Seite:
- - - - -

OGH 8Ob217/70

OGH8Ob217/7013.10.1970

SZ 43/176

Normen

ABGB §1497
ZPO §168
ABGB §1497
ZPO §168

 

Spruch:

Zur gehörigen Fortsetzung des Verfahrens gemäß § 1497 ABGB OGH 13. Oktober 1970, 8 Ob 217/70 (OLG Wien 1 R 117/70; HG Wien 15 Cg 328/70)

Text

Die klagende Partei verlangte für eine von der beklagten Partei gekaufte, am 24. Februar 1966 ausgelieferte W-Winkelstufenform samt zwei Rüttelblöcken mit der am 24. Oktober 1966 überreichten Klage den seit 14. März 1966 zur Zahlung fälligen Kaufpreis von 26.015 S sA gegen welchen Anspruch die beklagte Partei vor allem einwendete, daß die gelieferten Maschinen erhebliche Mängel aufgewiesen hätten. Nach der Aufhebung eines dem Klagebegehren stattgebenden Ersturteils durch das Berufungsgericht und Erstattung eines Gutachtens durch den Sachverständigen Hans St vereinbarten die Streitteile bei der Tagsatzung vom 10. Juli 1969 nach umfangreicher Besprechung der Sach- und Rechtslage Ruhen des Verfahrens. Der Antrag der klagenden Partei auf Fortsetzung des Verfahrens langte beim Erstgericht am 26. Februar 1970 ein und enthielt weitere Beweisanträge; ihm waren auch mehrere Urkunden angeschlossen, die überwiegend aus den Jahren 1964 bis 1968 stammten. Diese Urkunden waren an die in Deutschland befindliche Firma W gerichtete Schreiben. Nur die Schreiben des Heinrich S und des Josef B waren an die klagende Partei gerichtet und mit 28. September 1969 und 12. Dezember 1969 datiert: Das eine Schreiben enthielt eine Stellungnahme zum Sachverständigengutachten, das andere die lobende Äußerung eines Steinmetzmeisters zur W-Rüttelblockanlage. Die beklagte Partei wendete Verjährung des Klagsanspruches ein, da die Forderung am 14. März 1966 fällig gewesen und die Klage nicht gehörig fortgesetzt worden sei; seit Eintritt des Ruhens des Verfahrens am 10. Juli 1969 hätten zwischen den Streitteilen keinerlei Vergleichsgespräche stattgefunden. Die klagende Partei bestritt dieses Vorbringen und brachte, ohne konkrete Beweise anzubieten, vor, die Fortsetzung des Verfahrens habe nicht früher erfolgen können, weil hiezu die vorgelegten Urkunden hätten beschafft werden müssen; auch die Beilagen älteren Datums seien der klagenden Partei erst knapp vor dem Fortsetzungsantrag zugekommen.

Das Erstgericht wies das Klagebegehren ab. Seit 10. Juli 1969 habe die klagende Partei keinen Kontakt mit der beklagten Partei gehabt; insbesondere hätten keine Vergleichsgespräche stattgefunden. Die Verjährungsfrist sei am 14. März 1969 abgelaufen; sie sei nicht unterbrochen worden, weil die klagende Partei wegen ihrer Untätigkeit vom 10. Juli 1969 bis 26. Februar 1970 den Rechtsstreit nicht gehörig fortgesetzt habe. Es habe keine Veranlassung bestanden, das Ruhen des Verfahrens überhaupt eintreten zu lassen. Die vorgelegten Urkunden hätte sich die klagende Partei auch früher verschaffen können.

- - - - -

Aufgabe A:
Gib aus den Zeilen den Abschnitt von der ersten Zeile bis einschließlich der Zeile mit „category-name: Faber ( <box>1019“ unverändert wieder.

Auflistungen von Bereichen und Beschriftungen:
- - - - -

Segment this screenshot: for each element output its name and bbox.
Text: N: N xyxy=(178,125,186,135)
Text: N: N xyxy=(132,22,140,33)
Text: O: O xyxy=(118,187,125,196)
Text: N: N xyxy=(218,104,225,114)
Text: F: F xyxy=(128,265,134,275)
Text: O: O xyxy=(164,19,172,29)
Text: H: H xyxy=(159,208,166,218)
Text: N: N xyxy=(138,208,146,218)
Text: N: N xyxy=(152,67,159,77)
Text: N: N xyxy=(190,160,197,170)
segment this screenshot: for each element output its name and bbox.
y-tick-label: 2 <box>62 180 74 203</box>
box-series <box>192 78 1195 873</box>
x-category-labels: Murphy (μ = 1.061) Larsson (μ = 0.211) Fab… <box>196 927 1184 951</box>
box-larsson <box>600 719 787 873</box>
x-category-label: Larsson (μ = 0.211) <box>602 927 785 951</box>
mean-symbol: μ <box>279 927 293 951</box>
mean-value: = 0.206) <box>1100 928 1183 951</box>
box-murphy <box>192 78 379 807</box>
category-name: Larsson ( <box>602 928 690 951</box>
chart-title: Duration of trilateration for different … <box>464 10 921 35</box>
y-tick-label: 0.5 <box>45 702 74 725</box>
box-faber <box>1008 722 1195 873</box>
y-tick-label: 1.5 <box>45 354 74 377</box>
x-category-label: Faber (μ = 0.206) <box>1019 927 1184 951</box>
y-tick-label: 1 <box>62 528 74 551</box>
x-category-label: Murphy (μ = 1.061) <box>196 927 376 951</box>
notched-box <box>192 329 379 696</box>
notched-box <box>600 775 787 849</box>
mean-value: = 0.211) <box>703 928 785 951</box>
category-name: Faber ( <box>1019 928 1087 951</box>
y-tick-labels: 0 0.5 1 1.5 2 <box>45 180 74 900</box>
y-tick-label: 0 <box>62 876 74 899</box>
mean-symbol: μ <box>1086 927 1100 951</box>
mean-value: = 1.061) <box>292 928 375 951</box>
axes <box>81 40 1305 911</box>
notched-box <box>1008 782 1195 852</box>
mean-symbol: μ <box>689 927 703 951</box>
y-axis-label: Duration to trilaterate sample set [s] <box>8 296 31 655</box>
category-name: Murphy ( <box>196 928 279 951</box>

- - - - -

Aufgabe B:
Prüfe anhand der Entscheidung, ob die folgenden Aussagen zutreffen. Antworte jeweils mit Ja oder Nein und zitiere die ausschlaggebenden Worte der Entscheidung wörtlich. (i) Die Klage wurde am 24. Oktober 1966 überreicht. (ii) Die Schreiben des Heinrich S und des Josef B waren an die Firma W gerichtet. (iii) Nach Ansicht des Erstgerichts lief die Verjährungsfrist am 14. März 1969 ab.

Lösung A:
Segment this screenshot: for each element output its name and bbox.
Text: N: N xyxy=(178,125,186,135)
Text: N: N xyxy=(132,22,140,33)
Text: O: O xyxy=(118,187,125,196)
Text: N: N xyxy=(218,104,225,114)
Text: F: F xyxy=(128,265,134,275)
Text: O: O xyxy=(164,19,172,29)
Text: H: H xyxy=(159,208,166,218)
Text: N: N xyxy=(138,208,146,218)
Text: N: N xyxy=(152,67,159,77)
Text: N: N xyxy=(190,160,197,170)
segment this screenshot: for each element output its name and bbox.
y-tick-label: 2 <box>62 180 74 203</box>
box-series <box>192 78 1195 873</box>
x-category-labels: Murphy (μ = 1.061) Larsson (μ = 0.211) Fab… <box>196 927 1184 951</box>
box-larsson <box>600 719 787 873</box>
x-category-label: Larsson (μ = 0.211) <box>602 927 785 951</box>
mean-symbol: μ <box>279 927 293 951</box>
mean-value: = 0.206) <box>1100 928 1183 951</box>
box-murphy <box>192 78 379 807</box>
category-name: Larsson ( <box>602 928 690 951</box>
chart-title: Duration of trilateration for different … <box>464 10 921 35</box>
y-tick-label: 0.5 <box>45 702 74 725</box>
box-faber <box>1008 722 1195 873</box>
y-tick-label: 1.5 <box>45 354 74 377</box>
x-category-label: Faber (μ = 0.206) <box>1019 927 1184 951</box>
y-tick-label: 1 <box>62 528 74 551</box>
x-category-label: Murphy (μ = 1.061) <box>196 927 376 951</box>
notched-box <box>192 329 379 696</box>
notched-box <box>600 775 787 849</box>
mean-value: = 0.211) <box>703 928 785 951</box>
category-name: Faber ( <box>1019 928 1087 951</box>

Lösung B:
(i) Ja: „mit der am 24. Oktober 1966 überreichten Klage“
(ii) Nein: „Nur die Schreiben des Heinrich S und des Josef B waren an die klagende Partei gerichtet“
(iii) Ja: „Die Verjährungsfrist sei am 14. März 1969 abgelaufen“